Extracted records:
-*-*-
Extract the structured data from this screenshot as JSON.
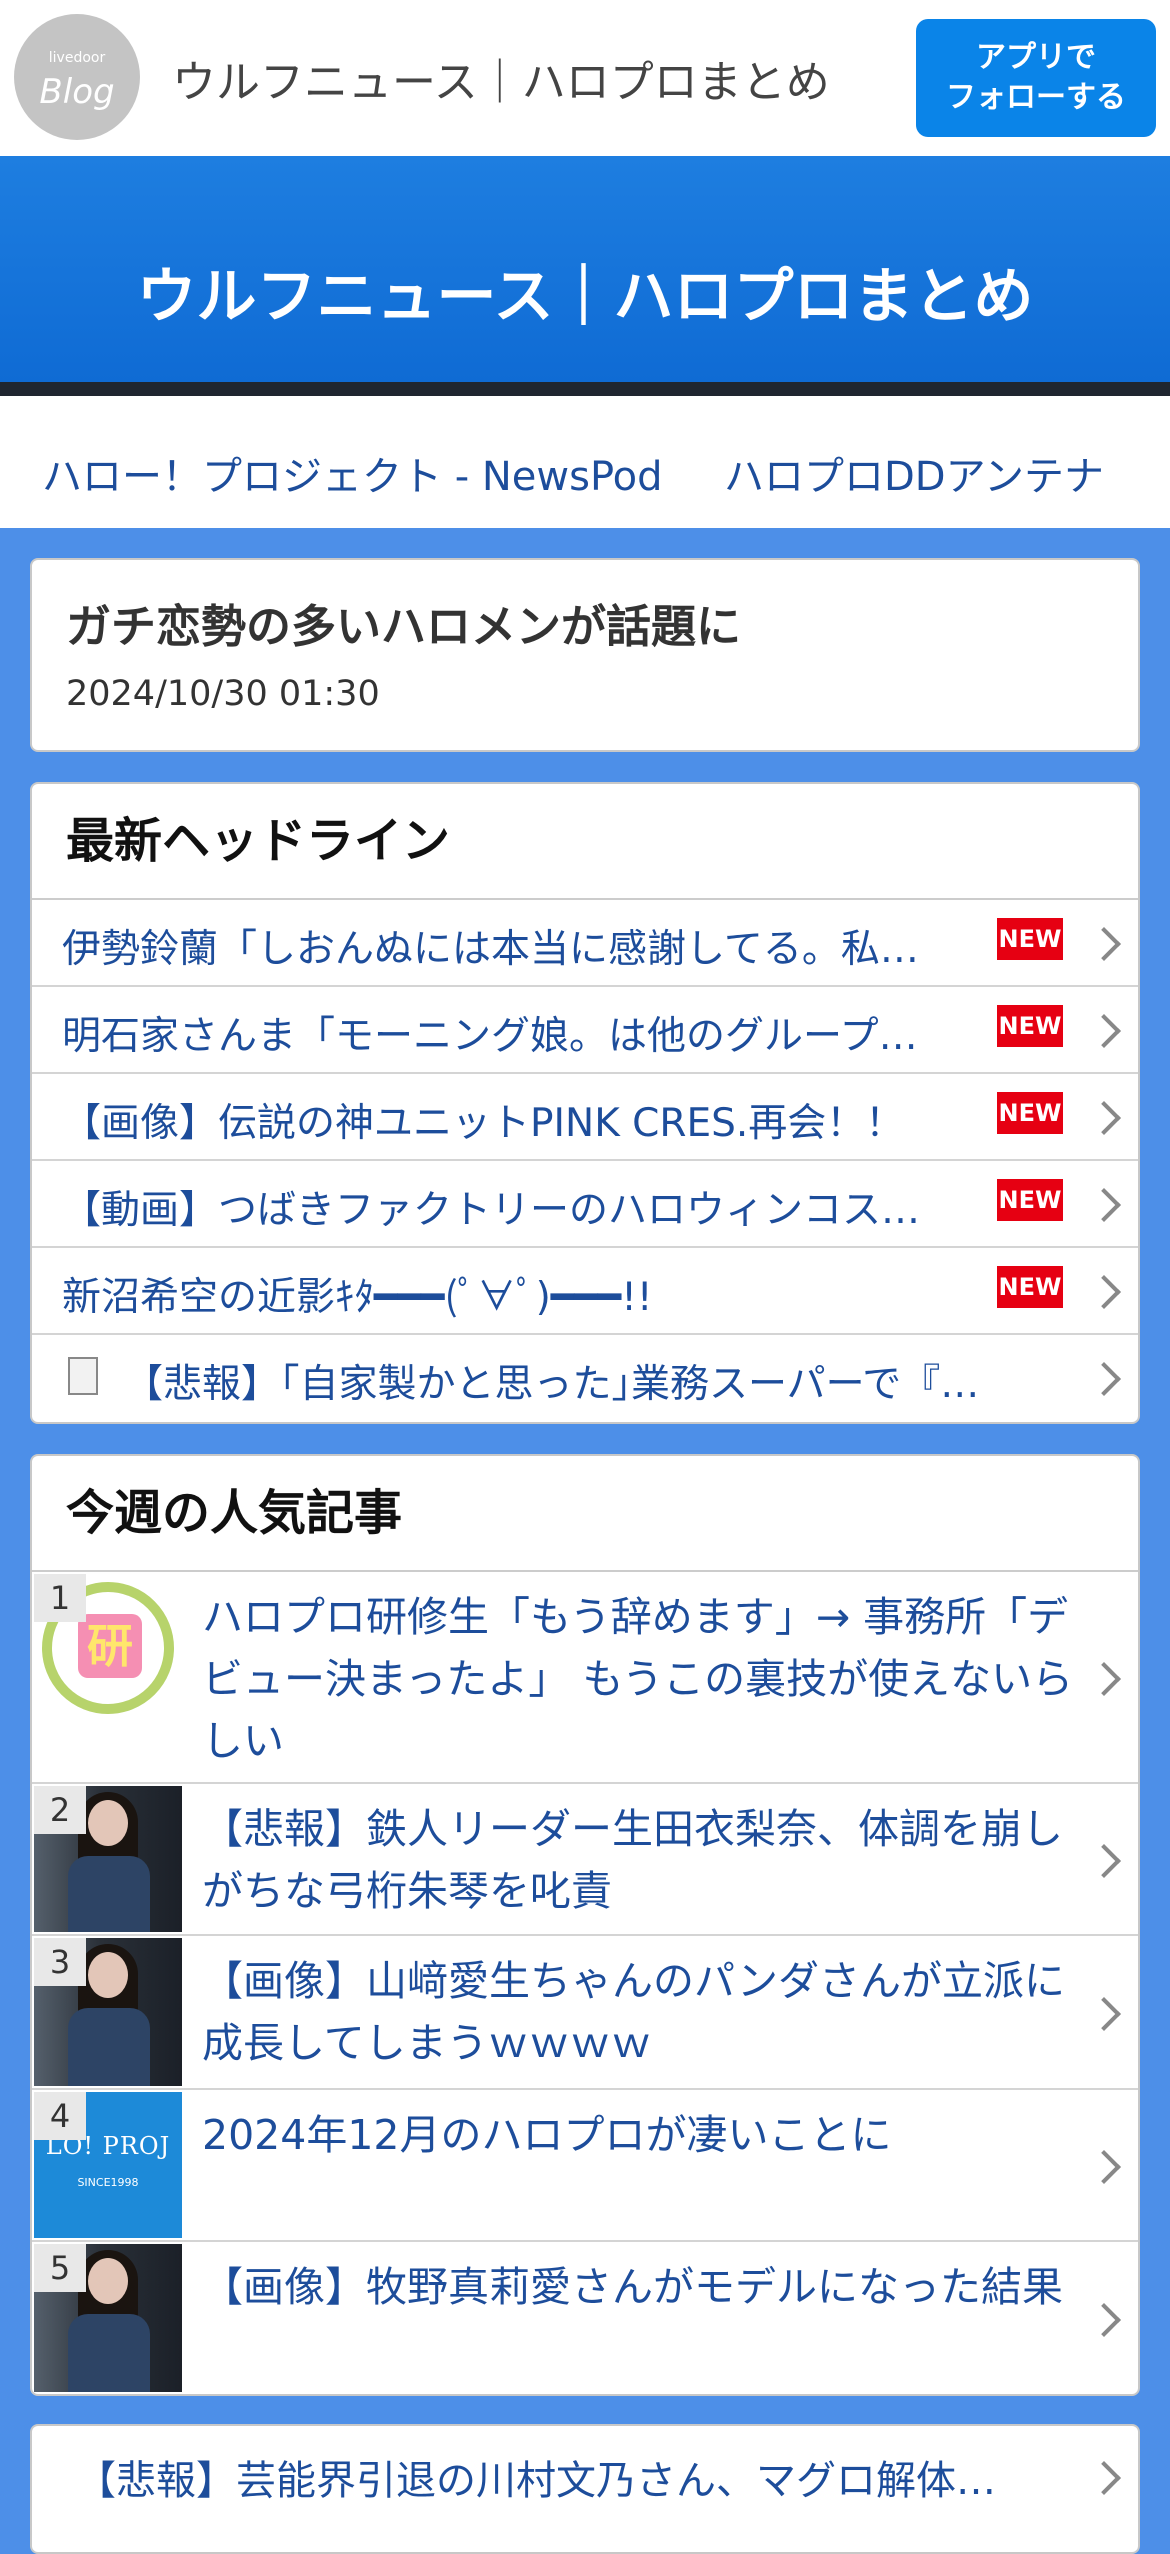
{
  "header": {
    "logo_small": "livedoor",
    "logo_big": "Blog",
    "site_title": "ウルフニュース｜ハロプロまとめ",
    "follow_button": "アプリで\nフォローする"
  },
  "banner": {
    "title": "ウルフニュース｜ハロプロまとめ"
  },
  "antenna_links": [
    "ハロー！プロジェクト - NewsPod",
    "ハロプロDDアンテナ"
  ],
  "article": {
    "title": "ガチ恋勢の多いハロメンが話題に",
    "date": "2024/10/30 01:30"
  },
  "headlines": {
    "section_title": "最新ヘッドライン",
    "new_badge": "NEW",
    "items": [
      {
        "text": "伊勢鈴蘭「しおんぬには本当に感謝してる。私…",
        "new": true
      },
      {
        "text": "明石家さんま「モーニング娘。は他のグループ…",
        "new": true
      },
      {
        "text": "【画像】伝説の神ユニットPINK CRES.再会！！",
        "new": true
      },
      {
        "text": "【動画】つばきファクトリーのハロウィンコス…",
        "new": true
      },
      {
        "text": "新沼希空の近影ｷﾀ━━━(ﾟ∀ﾟ)━━━!!",
        "new": true
      },
      {
        "text": "【悲報】｢自家製かと思った｣業務スーパーで『…",
        "new": false,
        "icon": "document-icon"
      }
    ]
  },
  "popular": {
    "section_title": "今週の人気記事",
    "items": [
      {
        "rank": "1",
        "text": "ハロプロ研修生「もう辞めます」→ 事務所「デビュー決まったよ」 もうこの裏技が使えないらしい",
        "thumb": "laurel",
        "thumb_text": "研"
      },
      {
        "rank": "2",
        "text": "【悲報】鉄人リーダー生田衣梨奈、体調を崩しがちな弓桁朱琴を叱責",
        "thumb": "photo"
      },
      {
        "rank": "3",
        "text": "【画像】山﨑愛生ちゃんのパンダさんが立派に成長してしまうｗｗｗｗ",
        "thumb": "photo"
      },
      {
        "rank": "4",
        "text": "2024年12月のハロプロが凄いことに",
        "thumb": "logo",
        "thumb_text": "LO! PROJ",
        "thumb_subtext": "SINCE1998"
      },
      {
        "rank": "5",
        "text": "【画像】牧野真莉愛さんがモデルになった結果",
        "thumb": "photo"
      }
    ]
  },
  "bottom_item": {
    "text": "【悲報】芸能界引退の川村文乃さん、マグロ解体…"
  }
}
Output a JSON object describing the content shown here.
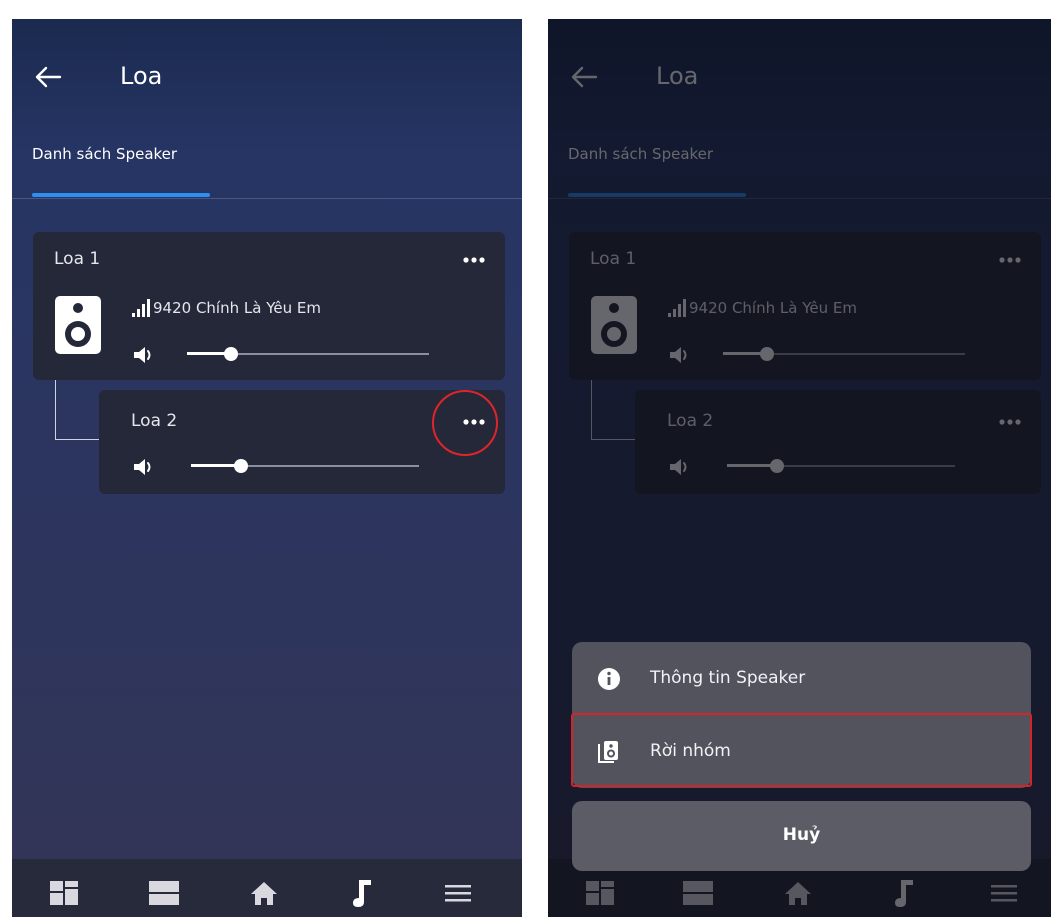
{
  "screen": {
    "title": "Loa",
    "tab": "Danh sách Speaker",
    "speakers": [
      {
        "name": "Loa 1",
        "song": "9420 Chính Là Yêu Em",
        "volume": 0.18
      },
      {
        "name": "Loa 2",
        "volume": 0.22
      }
    ],
    "nav_items": [
      "dashboard-icon",
      "rooms-icon",
      "home-icon",
      "music-icon",
      "menu-icon"
    ],
    "active_nav": "music-icon"
  },
  "action_sheet": {
    "options": [
      {
        "label": "Thông tin Speaker",
        "icon": "info-icon"
      },
      {
        "label": "Rời nhóm",
        "icon": "speaker-icon"
      }
    ],
    "cancel_label": "Huỷ"
  },
  "colors": {
    "accent": "#2f8ff0",
    "highlight_red": "#e0252a",
    "card": "#252839",
    "sheet": "#52535d"
  }
}
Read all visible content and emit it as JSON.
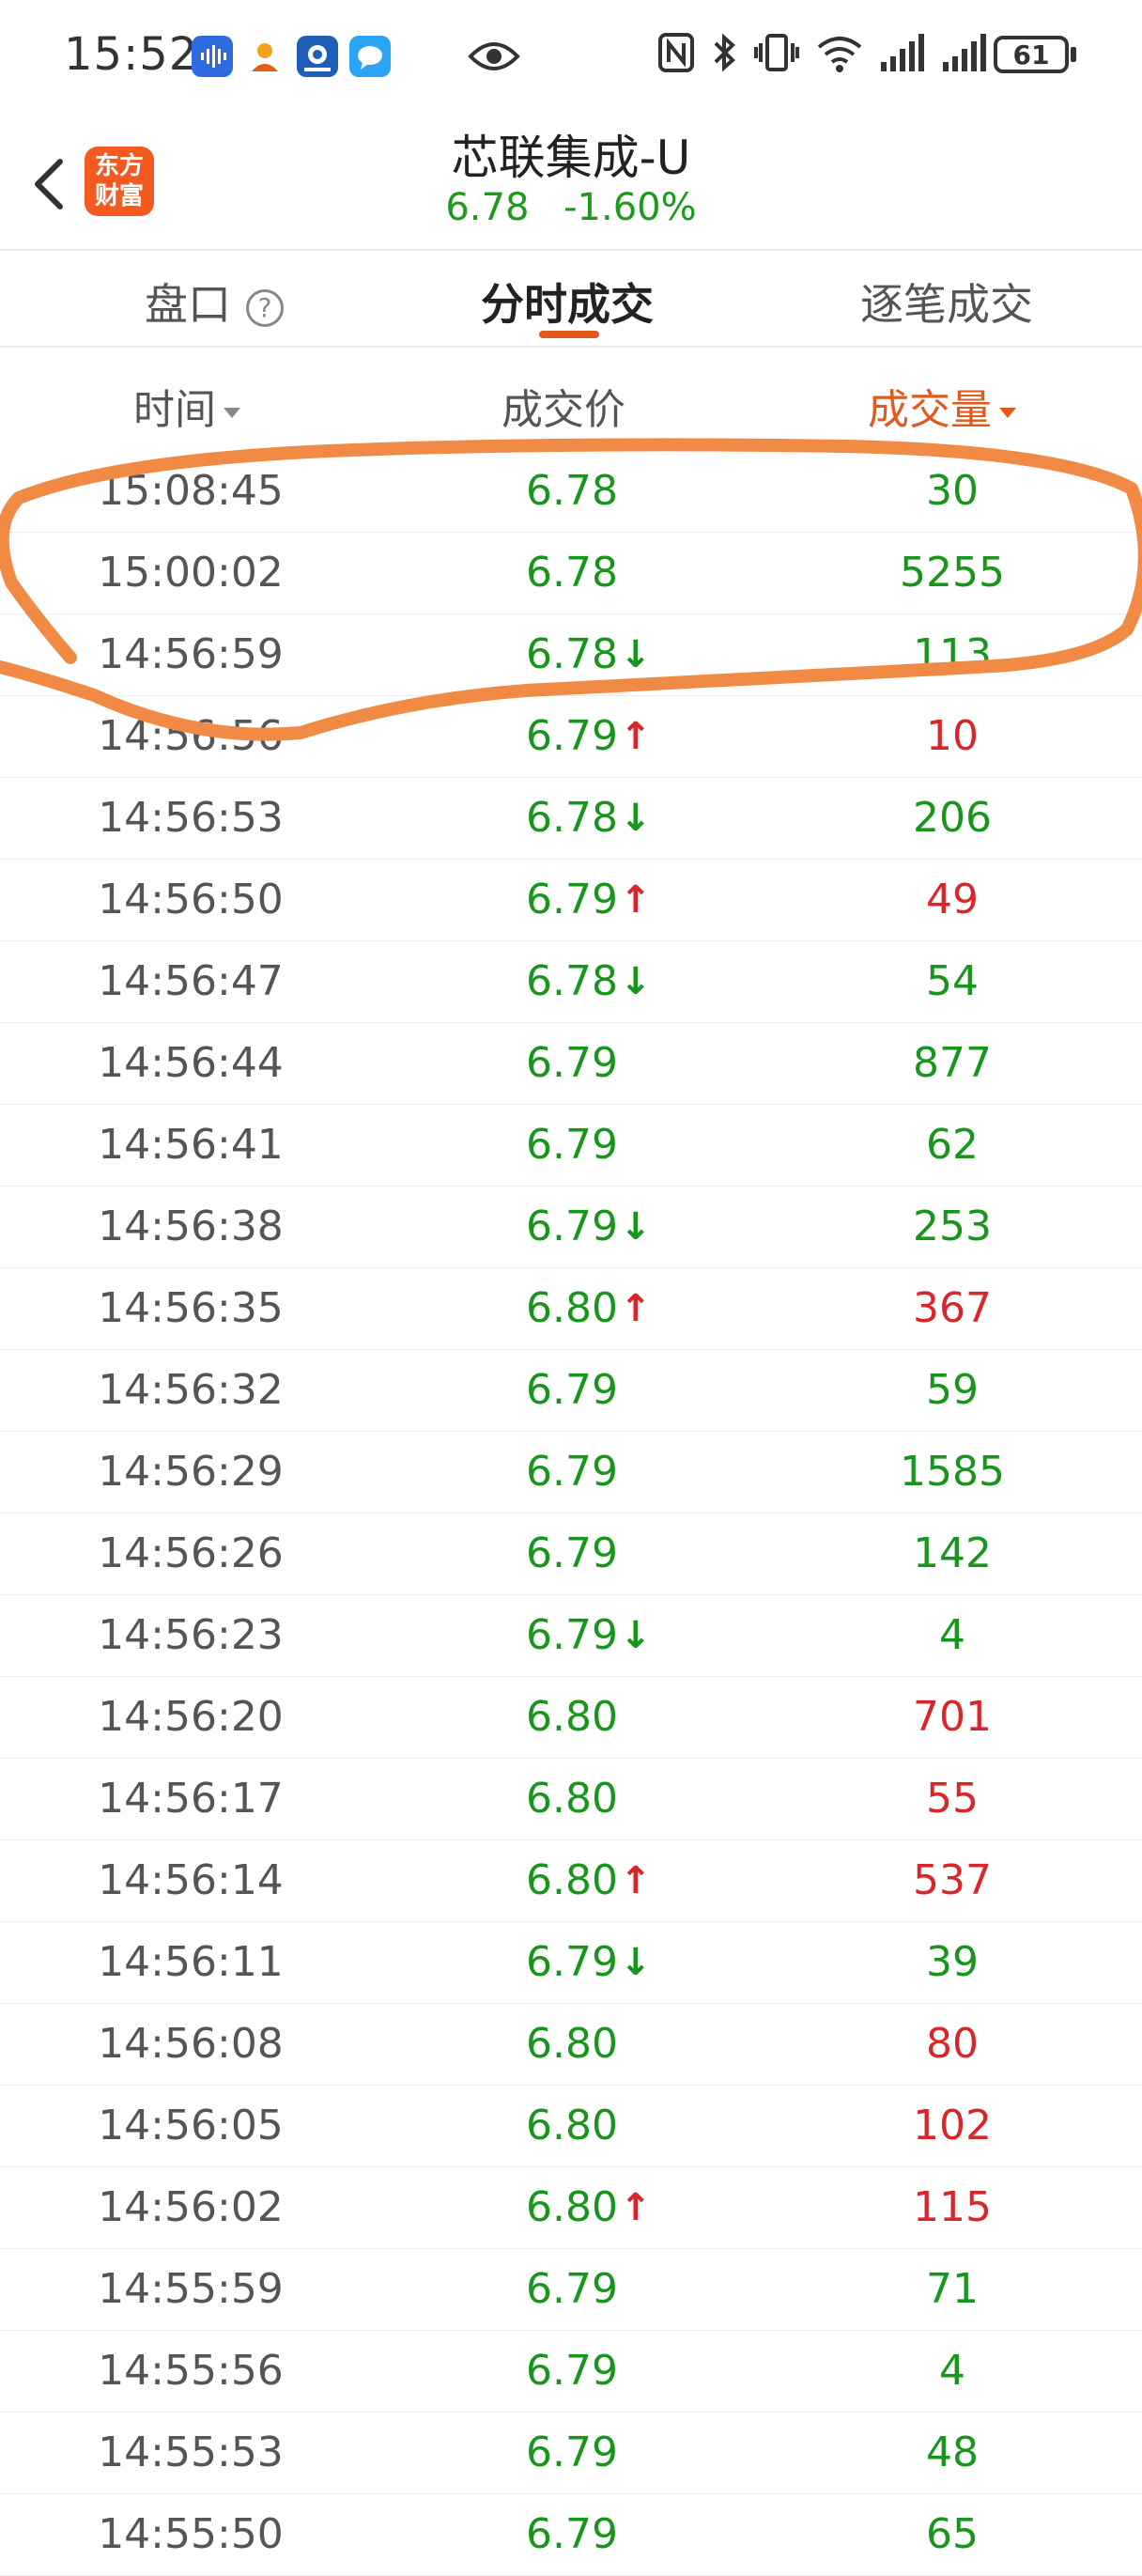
{
  "status_bar": {
    "time": "15:52",
    "battery": "61",
    "icons": [
      "voice-app-icon",
      "contact-app-icon",
      "bank-app-icon",
      "message-app-icon",
      "eye-icon",
      "nfc-icon",
      "bluetooth-icon",
      "vibrate-icon",
      "wifi-icon",
      "signal-icon",
      "signal-icon",
      "battery-icon"
    ]
  },
  "header": {
    "logo_line1": "东方",
    "logo_line2": "财富",
    "stock_name": "芯联集成-U",
    "price": "6.78",
    "change_pct": "-1.60%"
  },
  "tabs": [
    {
      "label": "盘口"
    },
    {
      "label": "分时成交"
    },
    {
      "label": "逐笔成交"
    }
  ],
  "columns": {
    "time": "时间",
    "price": "成交价",
    "volume": "成交量"
  },
  "colors": {
    "up": "#d9262a",
    "down": "#17961b",
    "accent": "#e2591c",
    "annotation": "#f08a45"
  },
  "trades": [
    {
      "time": "15:08:45",
      "price": "6.78",
      "arrow": "",
      "volume": "30",
      "dir": "down"
    },
    {
      "time": "15:00:02",
      "price": "6.78",
      "arrow": "",
      "volume": "5255",
      "dir": "down"
    },
    {
      "time": "14:56:59",
      "price": "6.78",
      "arrow": "↓",
      "volume": "113",
      "dir": "down"
    },
    {
      "time": "14:56:56",
      "price": "6.79",
      "arrow": "↑",
      "volume": "10",
      "dir": "up"
    },
    {
      "time": "14:56:53",
      "price": "6.78",
      "arrow": "↓",
      "volume": "206",
      "dir": "down"
    },
    {
      "time": "14:56:50",
      "price": "6.79",
      "arrow": "↑",
      "volume": "49",
      "dir": "up"
    },
    {
      "time": "14:56:47",
      "price": "6.78",
      "arrow": "↓",
      "volume": "54",
      "dir": "down"
    },
    {
      "time": "14:56:44",
      "price": "6.79",
      "arrow": "",
      "volume": "877",
      "dir": "down"
    },
    {
      "time": "14:56:41",
      "price": "6.79",
      "arrow": "",
      "volume": "62",
      "dir": "down"
    },
    {
      "time": "14:56:38",
      "price": "6.79",
      "arrow": "↓",
      "volume": "253",
      "dir": "down"
    },
    {
      "time": "14:56:35",
      "price": "6.80",
      "arrow": "↑",
      "volume": "367",
      "dir": "up"
    },
    {
      "time": "14:56:32",
      "price": "6.79",
      "arrow": "",
      "volume": "59",
      "dir": "down"
    },
    {
      "time": "14:56:29",
      "price": "6.79",
      "arrow": "",
      "volume": "1585",
      "dir": "down"
    },
    {
      "time": "14:56:26",
      "price": "6.79",
      "arrow": "",
      "volume": "142",
      "dir": "down"
    },
    {
      "time": "14:56:23",
      "price": "6.79",
      "arrow": "↓",
      "volume": "4",
      "dir": "down"
    },
    {
      "time": "14:56:20",
      "price": "6.80",
      "arrow": "",
      "volume": "701",
      "dir": "up"
    },
    {
      "time": "14:56:17",
      "price": "6.80",
      "arrow": "",
      "volume": "55",
      "dir": "up"
    },
    {
      "time": "14:56:14",
      "price": "6.80",
      "arrow": "↑",
      "volume": "537",
      "dir": "up"
    },
    {
      "time": "14:56:11",
      "price": "6.79",
      "arrow": "↓",
      "volume": "39",
      "dir": "down"
    },
    {
      "time": "14:56:08",
      "price": "6.80",
      "arrow": "",
      "volume": "80",
      "dir": "up"
    },
    {
      "time": "14:56:05",
      "price": "6.80",
      "arrow": "",
      "volume": "102",
      "dir": "up"
    },
    {
      "time": "14:56:02",
      "price": "6.80",
      "arrow": "↑",
      "volume": "115",
      "dir": "up"
    },
    {
      "time": "14:55:59",
      "price": "6.79",
      "arrow": "",
      "volume": "71",
      "dir": "down"
    },
    {
      "time": "14:55:56",
      "price": "6.79",
      "arrow": "",
      "volume": "4",
      "dir": "down"
    },
    {
      "time": "14:55:53",
      "price": "6.79",
      "arrow": "",
      "volume": "48",
      "dir": "down"
    },
    {
      "time": "14:55:50",
      "price": "6.79",
      "arrow": "",
      "volume": "65",
      "dir": "down"
    }
  ]
}
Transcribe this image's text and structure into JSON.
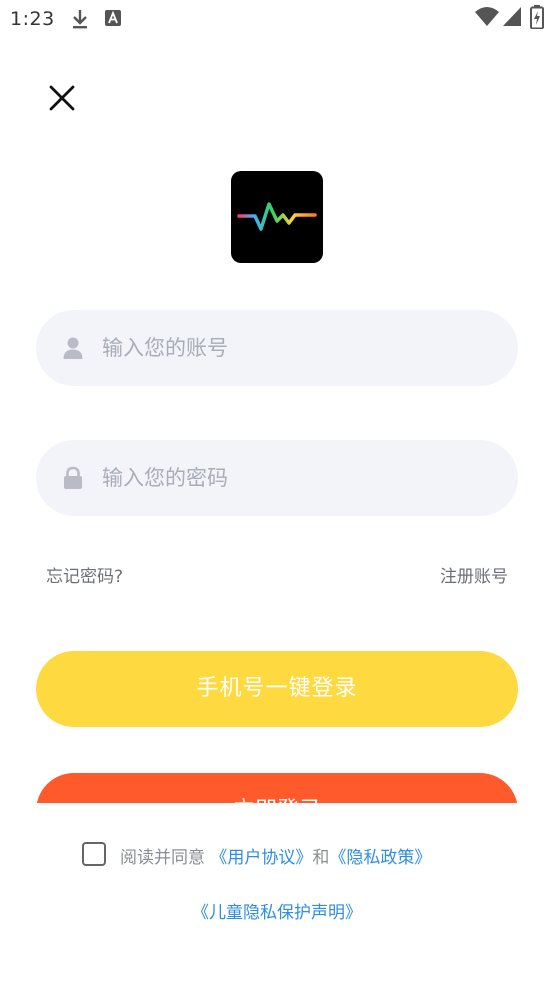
-*-*-
### What you are asked to do:
Search the entries for the word "this" and copy every line that has it.

### Completed exercise:
Extract the structured data from this screenshot as JSON.
Transcribe this image's text and structure into JSON.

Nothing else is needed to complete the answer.